Extracts from a graphics dataset ::
=-=-=-=-=

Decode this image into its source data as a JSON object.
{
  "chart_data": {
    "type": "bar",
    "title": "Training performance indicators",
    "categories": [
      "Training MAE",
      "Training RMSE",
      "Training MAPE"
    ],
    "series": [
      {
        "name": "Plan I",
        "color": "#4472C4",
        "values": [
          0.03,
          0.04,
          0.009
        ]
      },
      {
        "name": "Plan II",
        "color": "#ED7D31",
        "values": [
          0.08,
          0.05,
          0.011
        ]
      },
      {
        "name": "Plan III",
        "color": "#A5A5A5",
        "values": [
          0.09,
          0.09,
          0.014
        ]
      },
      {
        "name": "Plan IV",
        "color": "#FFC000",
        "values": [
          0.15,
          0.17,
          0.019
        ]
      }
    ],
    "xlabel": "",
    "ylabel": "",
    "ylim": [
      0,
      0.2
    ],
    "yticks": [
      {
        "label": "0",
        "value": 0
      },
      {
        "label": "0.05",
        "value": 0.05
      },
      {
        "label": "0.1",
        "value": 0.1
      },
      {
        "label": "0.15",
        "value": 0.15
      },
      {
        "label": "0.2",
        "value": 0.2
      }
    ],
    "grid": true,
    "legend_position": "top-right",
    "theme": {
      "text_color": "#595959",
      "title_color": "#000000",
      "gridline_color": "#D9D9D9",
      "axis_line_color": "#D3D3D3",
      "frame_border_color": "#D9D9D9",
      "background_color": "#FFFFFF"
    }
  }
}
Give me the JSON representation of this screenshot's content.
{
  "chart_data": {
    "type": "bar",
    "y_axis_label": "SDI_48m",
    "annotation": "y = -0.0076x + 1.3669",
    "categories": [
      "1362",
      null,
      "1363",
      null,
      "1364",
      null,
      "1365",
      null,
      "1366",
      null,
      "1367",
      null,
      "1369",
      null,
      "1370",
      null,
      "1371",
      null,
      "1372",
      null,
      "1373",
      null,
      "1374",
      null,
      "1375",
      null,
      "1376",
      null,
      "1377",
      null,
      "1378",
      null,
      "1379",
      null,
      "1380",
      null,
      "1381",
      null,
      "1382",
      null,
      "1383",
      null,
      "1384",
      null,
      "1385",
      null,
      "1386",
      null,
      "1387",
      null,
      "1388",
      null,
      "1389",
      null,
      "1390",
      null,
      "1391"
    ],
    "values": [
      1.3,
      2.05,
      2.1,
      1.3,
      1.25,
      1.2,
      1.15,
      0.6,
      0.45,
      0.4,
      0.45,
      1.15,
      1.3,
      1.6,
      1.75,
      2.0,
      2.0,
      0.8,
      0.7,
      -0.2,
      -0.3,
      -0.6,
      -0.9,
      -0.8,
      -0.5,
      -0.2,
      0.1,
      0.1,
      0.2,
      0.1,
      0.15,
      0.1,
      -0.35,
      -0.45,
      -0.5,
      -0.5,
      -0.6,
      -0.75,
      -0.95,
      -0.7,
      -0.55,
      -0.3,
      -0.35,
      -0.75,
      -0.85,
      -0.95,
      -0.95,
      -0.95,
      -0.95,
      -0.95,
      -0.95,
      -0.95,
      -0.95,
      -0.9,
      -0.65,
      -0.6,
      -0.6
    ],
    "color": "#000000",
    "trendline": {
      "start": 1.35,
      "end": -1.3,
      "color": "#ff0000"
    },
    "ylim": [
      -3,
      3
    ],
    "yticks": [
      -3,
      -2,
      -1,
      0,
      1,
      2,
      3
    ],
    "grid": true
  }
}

=-=-=-=-=

Task :: Each line above is to be repeated exactly.

Reply ::
Decode this image into its source data as a JSON object.
{
  "chart_data": {
    "type": "bar",
    "title": "Training performance indicators",
    "categories": [
      "Training MAE",
      "Training RMSE",
      "Training MAPE"
    ],
    "series": [
      {
        "name": "Plan I",
        "color": "#4472C4",
        "values": [
          0.03,
          0.04,
          0.009
        ]
      },
      {
        "name": "Plan II",
        "color": "#ED7D31",
        "values": [
          0.08,
          0.05,
          0.011
        ]
      },
      {
        "name": "Plan III",
        "color": "#A5A5A5",
        "values": [
          0.09,
          0.09,
          0.014
        ]
      },
      {
        "name": "Plan IV",
        "color": "#FFC000",
        "values": [
          0.15,
          0.17,
          0.019
        ]
      }
    ],
    "xlabel": "",
    "ylabel": "",
    "ylim": [
      0,
      0.2
    ],
    "yticks": [
      {
        "label": "0",
        "value": 0
      },
      {
        "label": "0.05",
        "value": 0.05
      },
      {
        "label": "0.1",
        "value": 0.1
      },
      {
        "label": "0.15",
        "value": 0.15
      },
      {
        "label": "0.2",
        "value": 0.2
      }
    ],
    "grid": true,
    "legend_position": "top-right",
    "theme": {
      "text_color": "#595959",
      "title_color": "#000000",
      "gridline_color": "#D9D9D9",
      "axis_line_color": "#D3D3D3",
      "frame_border_color": "#D9D9D9",
      "background_color": "#FFFFFF"
    }
  }
}
Give me the JSON representation of this screenshot's content.
{
  "chart_data": {
    "type": "bar",
    "y_axis_label": "SDI_48m",
    "annotation": "y = -0.0076x + 1.3669",
    "categories": [
      "1362",
      null,
      "1363",
      null,
      "1364",
      null,
      "1365",
      null,
      "1366",
      null,
      "1367",
      null,
      "1369",
      null,
      "1370",
      null,
      "1371",
      null,
      "1372",
      null,
      "1373",
      null,
      "1374",
      null,
      "1375",
      null,
      "1376",
      null,
      "1377",
      null,
      "1378",
      null,
      "1379",
      null,
      "1380",
      null,
      "1381",
      null,
      "1382",
      null,
      "1383",
      null,
      "1384",
      null,
      "1385",
      null,
      "1386",
      null,
      "1387",
      null,
      "1388",
      null,
      "1389",
      null,
      "1390",
      null,
      "1391"
    ],
    "values": [
      1.3,
      2.05,
      2.1,
      1.3,
      1.25,
      1.2,
      1.15,
      0.6,
      0.45,
      0.4,
      0.45,
      1.15,
      1.3,
      1.6,
      1.75,
      2.0,
      2.0,
      0.8,
      0.7,
      -0.2,
      -0.3,
      -0.6,
      -0.9,
      -0.8,
      -0.5,
      -0.2,
      0.1,
      0.1,
      0.2,
      0.1,
      0.15,
      0.1,
      -0.35,
      -0.45,
      -0.5,
      -0.5,
      -0.6,
      -0.75,
      -0.95,
      -0.7,
      -0.55,
      -0.3,
      -0.35,
      -0.75,
      -0.85,
      -0.95,
      -0.95,
      -0.95,
      -0.95,
      -0.95,
      -0.95,
      -0.95,
      -0.95,
      -0.9,
      -0.65,
      -0.6,
      -0.6
    ],
    "color": "#000000",
    "trendline": {
      "start": 1.35,
      "end": -1.3,
      "color": "#ff0000"
    },
    "ylim": [
      -3,
      3
    ],
    "yticks": [
      -3,
      -2,
      -1,
      0,
      1,
      2,
      3
    ],
    "grid": true
  }
}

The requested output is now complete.